[Entries taken from a collection]
====

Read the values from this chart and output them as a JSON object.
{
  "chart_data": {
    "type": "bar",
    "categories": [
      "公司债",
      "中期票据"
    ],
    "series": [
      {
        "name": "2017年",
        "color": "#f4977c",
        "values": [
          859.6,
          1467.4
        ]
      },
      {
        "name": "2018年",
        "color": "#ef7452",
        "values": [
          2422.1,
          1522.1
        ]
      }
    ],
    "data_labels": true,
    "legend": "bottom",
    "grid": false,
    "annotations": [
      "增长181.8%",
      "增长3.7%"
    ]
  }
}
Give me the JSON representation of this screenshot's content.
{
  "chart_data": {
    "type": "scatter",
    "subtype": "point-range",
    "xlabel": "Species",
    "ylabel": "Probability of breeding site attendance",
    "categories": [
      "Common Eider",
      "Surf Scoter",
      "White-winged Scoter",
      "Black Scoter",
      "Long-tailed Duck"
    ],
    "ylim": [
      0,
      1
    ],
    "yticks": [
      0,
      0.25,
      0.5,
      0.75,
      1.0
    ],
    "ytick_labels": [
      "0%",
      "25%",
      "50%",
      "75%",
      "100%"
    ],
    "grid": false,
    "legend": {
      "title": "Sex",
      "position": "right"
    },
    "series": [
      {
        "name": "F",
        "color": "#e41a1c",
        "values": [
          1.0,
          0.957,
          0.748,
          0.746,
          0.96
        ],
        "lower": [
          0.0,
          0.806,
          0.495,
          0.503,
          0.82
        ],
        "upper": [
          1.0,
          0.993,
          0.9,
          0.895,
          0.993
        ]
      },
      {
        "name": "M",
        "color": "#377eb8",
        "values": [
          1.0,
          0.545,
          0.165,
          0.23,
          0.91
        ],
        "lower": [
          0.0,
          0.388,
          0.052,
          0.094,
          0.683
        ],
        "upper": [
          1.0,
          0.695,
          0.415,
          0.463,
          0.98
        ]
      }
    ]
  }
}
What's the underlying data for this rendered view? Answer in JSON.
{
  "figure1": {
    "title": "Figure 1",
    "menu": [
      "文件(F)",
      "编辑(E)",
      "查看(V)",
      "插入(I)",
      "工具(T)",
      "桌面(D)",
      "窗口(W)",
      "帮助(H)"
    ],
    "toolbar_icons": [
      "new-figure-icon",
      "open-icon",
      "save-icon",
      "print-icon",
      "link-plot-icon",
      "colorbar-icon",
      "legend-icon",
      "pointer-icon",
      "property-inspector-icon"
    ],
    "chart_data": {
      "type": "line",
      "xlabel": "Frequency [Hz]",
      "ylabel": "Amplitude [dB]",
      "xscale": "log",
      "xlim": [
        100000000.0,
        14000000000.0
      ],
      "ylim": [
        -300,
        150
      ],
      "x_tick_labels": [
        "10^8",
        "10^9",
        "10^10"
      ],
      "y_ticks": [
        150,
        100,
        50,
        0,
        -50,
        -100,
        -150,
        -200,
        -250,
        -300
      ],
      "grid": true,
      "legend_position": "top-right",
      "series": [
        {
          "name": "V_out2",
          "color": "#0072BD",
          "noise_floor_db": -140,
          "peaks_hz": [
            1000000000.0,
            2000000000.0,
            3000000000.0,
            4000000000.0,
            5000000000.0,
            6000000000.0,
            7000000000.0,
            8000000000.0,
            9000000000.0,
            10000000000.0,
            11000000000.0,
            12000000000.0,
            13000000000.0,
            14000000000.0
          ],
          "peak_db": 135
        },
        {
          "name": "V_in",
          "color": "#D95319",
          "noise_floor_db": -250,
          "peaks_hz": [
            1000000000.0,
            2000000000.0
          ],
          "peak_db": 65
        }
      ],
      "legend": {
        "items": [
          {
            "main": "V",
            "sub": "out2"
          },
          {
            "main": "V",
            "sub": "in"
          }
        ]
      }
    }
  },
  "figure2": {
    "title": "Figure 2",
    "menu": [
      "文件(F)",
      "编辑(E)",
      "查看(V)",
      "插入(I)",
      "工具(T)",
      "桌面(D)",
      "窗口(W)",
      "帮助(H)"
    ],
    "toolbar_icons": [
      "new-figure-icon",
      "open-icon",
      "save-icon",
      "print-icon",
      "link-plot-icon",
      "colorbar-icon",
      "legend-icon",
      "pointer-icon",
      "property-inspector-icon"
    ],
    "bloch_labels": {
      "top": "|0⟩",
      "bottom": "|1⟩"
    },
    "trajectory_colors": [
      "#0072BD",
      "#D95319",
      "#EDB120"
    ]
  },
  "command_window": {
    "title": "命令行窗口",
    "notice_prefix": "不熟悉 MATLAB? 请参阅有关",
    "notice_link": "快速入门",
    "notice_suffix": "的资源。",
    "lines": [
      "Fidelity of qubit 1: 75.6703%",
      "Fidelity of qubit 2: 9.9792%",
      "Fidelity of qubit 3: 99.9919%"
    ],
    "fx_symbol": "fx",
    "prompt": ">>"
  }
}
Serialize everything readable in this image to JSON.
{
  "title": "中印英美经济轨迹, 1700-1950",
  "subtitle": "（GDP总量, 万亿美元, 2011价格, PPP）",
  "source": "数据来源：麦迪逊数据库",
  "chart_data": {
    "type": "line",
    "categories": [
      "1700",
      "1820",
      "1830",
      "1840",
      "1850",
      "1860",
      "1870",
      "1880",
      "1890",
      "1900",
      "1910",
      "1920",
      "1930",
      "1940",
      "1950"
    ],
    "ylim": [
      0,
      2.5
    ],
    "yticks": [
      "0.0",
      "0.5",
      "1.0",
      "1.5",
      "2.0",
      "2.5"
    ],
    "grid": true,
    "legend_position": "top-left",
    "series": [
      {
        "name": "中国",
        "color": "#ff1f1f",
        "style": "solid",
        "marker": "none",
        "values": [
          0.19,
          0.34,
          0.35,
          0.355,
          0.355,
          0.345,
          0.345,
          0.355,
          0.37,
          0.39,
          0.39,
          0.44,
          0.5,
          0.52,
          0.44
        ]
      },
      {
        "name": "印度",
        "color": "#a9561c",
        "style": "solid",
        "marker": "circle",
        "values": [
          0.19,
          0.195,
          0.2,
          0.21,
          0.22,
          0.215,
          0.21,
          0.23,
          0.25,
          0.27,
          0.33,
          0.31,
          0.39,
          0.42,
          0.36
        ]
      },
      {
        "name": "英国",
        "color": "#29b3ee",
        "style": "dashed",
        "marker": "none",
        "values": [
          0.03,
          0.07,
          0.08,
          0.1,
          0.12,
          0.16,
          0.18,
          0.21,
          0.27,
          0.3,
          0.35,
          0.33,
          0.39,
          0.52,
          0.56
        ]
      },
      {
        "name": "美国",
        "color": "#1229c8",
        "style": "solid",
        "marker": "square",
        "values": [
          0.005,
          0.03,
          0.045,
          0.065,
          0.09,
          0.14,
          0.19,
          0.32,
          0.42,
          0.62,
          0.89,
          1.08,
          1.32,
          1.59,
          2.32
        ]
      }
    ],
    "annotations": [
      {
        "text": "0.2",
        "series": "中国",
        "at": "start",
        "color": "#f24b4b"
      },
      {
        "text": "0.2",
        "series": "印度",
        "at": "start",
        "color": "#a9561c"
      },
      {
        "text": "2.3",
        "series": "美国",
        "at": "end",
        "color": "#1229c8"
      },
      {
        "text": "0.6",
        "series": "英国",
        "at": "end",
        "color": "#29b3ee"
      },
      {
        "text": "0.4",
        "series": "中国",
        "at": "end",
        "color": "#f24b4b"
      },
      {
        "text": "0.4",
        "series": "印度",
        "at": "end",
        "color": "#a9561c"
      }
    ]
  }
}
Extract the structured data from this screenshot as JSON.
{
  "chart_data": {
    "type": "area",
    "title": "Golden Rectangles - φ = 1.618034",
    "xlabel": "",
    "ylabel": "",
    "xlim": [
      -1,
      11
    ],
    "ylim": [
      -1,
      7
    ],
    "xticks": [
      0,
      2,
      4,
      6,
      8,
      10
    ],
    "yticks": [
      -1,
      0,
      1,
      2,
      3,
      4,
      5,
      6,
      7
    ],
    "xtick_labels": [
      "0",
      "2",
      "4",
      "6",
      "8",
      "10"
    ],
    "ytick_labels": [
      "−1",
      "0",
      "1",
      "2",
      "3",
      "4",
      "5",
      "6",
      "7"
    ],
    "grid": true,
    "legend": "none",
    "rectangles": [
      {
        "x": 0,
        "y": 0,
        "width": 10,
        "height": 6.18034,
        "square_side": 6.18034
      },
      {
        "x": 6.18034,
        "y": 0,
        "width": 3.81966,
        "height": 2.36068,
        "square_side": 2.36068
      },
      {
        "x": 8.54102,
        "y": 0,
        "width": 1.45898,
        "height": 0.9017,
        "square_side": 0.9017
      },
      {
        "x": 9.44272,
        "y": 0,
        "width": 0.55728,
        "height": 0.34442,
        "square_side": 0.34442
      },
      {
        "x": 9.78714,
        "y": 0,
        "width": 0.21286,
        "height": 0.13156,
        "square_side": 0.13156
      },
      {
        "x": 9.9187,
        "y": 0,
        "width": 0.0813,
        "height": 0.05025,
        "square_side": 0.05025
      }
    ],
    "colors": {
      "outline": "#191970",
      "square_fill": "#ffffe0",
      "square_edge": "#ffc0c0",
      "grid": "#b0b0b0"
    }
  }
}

====

# YOUR INSTRUCTIONS:
In the entries above, find each line with the string "Fidelity" and copy it.

# REPLY TO THE TASK:
      "Fidelity of qubit 1: 75.6703%",
      "Fidelity of qubit 2: 9.9792%",
      "Fidelity of qubit 3: 99.9919%"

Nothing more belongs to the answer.